BEGIN Extracted material
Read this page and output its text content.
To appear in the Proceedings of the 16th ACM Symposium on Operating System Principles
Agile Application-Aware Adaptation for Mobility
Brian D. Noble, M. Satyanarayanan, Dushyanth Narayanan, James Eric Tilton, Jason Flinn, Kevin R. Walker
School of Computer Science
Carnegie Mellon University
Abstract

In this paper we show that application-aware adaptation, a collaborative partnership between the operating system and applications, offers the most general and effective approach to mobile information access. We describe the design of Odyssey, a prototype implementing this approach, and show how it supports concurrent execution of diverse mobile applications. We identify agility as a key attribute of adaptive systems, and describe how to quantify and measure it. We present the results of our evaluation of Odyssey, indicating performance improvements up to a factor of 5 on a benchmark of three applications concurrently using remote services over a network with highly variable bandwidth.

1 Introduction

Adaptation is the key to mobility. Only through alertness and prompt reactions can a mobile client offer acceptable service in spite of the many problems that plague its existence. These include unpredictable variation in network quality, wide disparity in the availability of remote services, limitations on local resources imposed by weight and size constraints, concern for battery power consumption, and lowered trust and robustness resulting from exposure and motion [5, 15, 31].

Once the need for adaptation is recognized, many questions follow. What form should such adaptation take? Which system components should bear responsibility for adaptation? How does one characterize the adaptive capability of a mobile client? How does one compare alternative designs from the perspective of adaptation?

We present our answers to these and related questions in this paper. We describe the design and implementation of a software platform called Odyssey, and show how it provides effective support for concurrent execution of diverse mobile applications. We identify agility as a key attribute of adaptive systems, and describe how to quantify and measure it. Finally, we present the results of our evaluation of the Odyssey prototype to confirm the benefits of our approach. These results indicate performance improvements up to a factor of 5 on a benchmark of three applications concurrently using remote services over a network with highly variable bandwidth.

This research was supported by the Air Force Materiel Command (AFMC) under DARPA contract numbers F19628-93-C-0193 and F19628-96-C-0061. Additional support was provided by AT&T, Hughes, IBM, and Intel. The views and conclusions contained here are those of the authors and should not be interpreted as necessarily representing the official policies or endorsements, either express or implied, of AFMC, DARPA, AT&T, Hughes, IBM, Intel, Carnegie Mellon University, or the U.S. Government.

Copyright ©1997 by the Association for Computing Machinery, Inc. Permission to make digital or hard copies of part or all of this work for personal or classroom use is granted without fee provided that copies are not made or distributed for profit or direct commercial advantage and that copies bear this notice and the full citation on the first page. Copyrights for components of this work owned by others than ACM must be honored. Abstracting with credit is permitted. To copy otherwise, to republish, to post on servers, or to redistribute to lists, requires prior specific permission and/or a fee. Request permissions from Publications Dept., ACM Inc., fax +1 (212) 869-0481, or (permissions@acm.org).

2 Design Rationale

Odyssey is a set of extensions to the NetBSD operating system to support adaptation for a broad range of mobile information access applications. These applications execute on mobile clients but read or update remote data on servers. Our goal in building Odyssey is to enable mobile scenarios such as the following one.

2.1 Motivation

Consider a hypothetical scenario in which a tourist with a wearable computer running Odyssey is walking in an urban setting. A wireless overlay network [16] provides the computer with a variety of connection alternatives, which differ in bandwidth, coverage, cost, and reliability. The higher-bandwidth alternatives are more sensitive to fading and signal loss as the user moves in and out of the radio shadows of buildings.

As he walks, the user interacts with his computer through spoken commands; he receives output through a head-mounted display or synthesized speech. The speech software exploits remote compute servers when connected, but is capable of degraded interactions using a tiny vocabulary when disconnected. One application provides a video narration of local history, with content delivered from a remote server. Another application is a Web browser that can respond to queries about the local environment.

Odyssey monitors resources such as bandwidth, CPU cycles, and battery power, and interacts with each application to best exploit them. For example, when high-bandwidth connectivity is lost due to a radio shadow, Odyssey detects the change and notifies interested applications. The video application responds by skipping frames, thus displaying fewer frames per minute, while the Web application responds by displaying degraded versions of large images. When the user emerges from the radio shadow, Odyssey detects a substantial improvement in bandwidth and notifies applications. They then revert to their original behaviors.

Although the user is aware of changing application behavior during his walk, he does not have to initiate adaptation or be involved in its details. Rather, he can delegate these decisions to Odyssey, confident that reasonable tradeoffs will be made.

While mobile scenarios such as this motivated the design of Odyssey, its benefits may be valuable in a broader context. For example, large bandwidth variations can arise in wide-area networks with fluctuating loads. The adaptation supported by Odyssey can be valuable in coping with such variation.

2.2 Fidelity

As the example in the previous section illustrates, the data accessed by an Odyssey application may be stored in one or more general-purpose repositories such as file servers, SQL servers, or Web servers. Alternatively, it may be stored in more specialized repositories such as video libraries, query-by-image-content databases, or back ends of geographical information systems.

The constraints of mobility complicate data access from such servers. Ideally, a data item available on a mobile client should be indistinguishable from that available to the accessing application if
END Extracted material
BEGIN Extracted material
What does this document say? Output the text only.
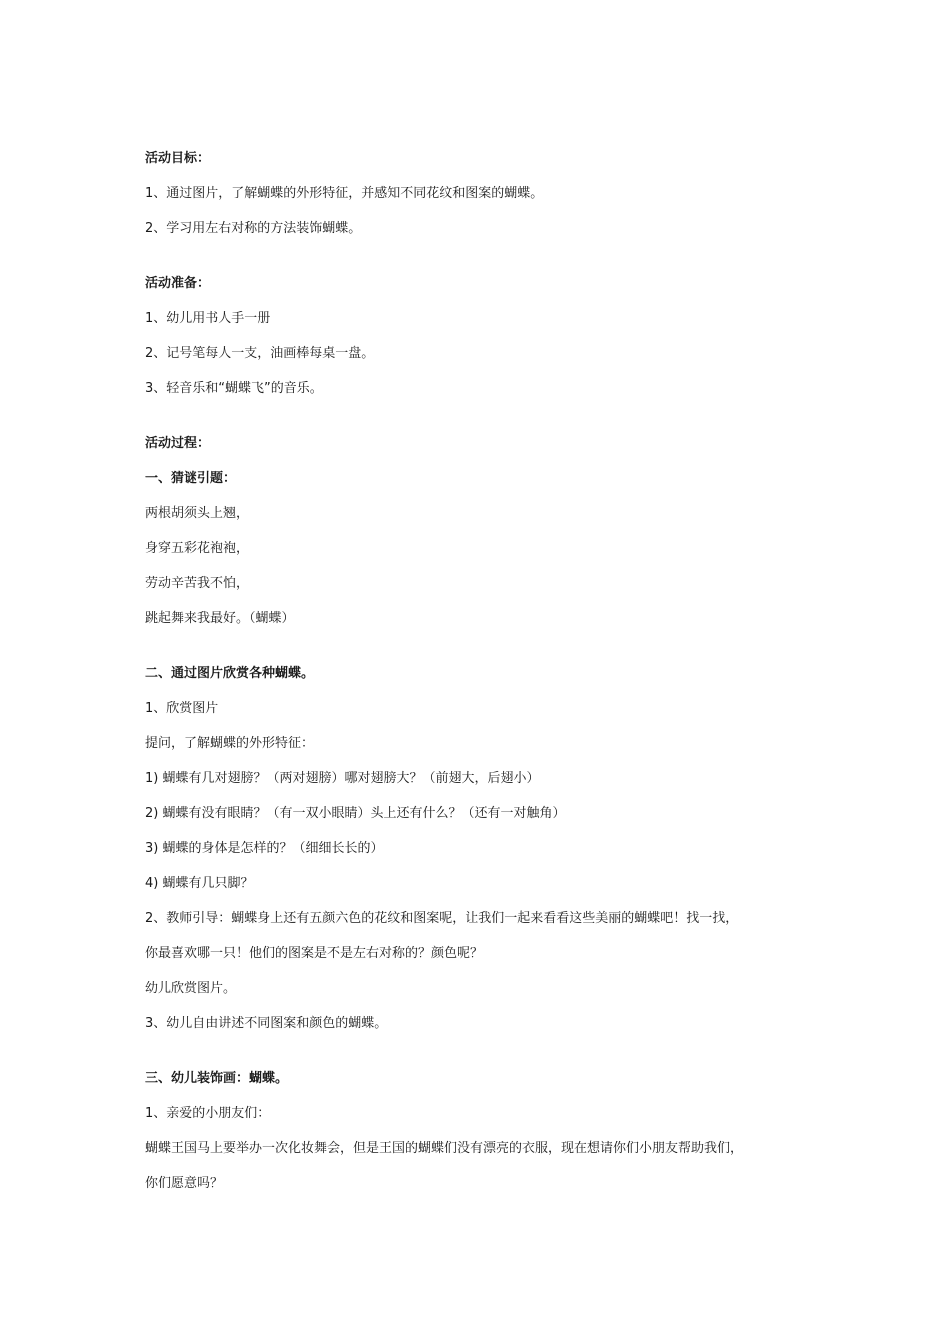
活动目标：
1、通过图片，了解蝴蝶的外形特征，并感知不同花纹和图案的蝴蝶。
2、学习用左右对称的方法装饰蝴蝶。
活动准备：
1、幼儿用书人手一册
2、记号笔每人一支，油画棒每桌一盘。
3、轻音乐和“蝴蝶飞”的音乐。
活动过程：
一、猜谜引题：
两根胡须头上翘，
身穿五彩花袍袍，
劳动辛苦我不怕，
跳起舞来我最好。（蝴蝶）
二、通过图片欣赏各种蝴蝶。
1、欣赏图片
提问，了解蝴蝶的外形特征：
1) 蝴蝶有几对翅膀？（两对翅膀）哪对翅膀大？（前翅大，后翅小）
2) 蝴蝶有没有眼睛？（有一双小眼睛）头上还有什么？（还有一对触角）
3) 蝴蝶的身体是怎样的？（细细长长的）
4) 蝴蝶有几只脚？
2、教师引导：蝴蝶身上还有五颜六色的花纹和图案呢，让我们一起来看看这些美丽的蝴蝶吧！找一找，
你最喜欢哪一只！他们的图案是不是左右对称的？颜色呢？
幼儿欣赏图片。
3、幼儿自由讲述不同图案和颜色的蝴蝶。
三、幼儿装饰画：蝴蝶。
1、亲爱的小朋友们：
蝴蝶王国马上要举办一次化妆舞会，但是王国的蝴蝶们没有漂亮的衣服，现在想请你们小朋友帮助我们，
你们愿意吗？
END Extracted material
Copy each line of the listing that holds the word "了解蝴蝶的外形特征".

1、通过图片，了解蝴蝶的外形特征，并感知不同花纹和图案的蝴蝶。
提问，了解蝴蝶的外形特征：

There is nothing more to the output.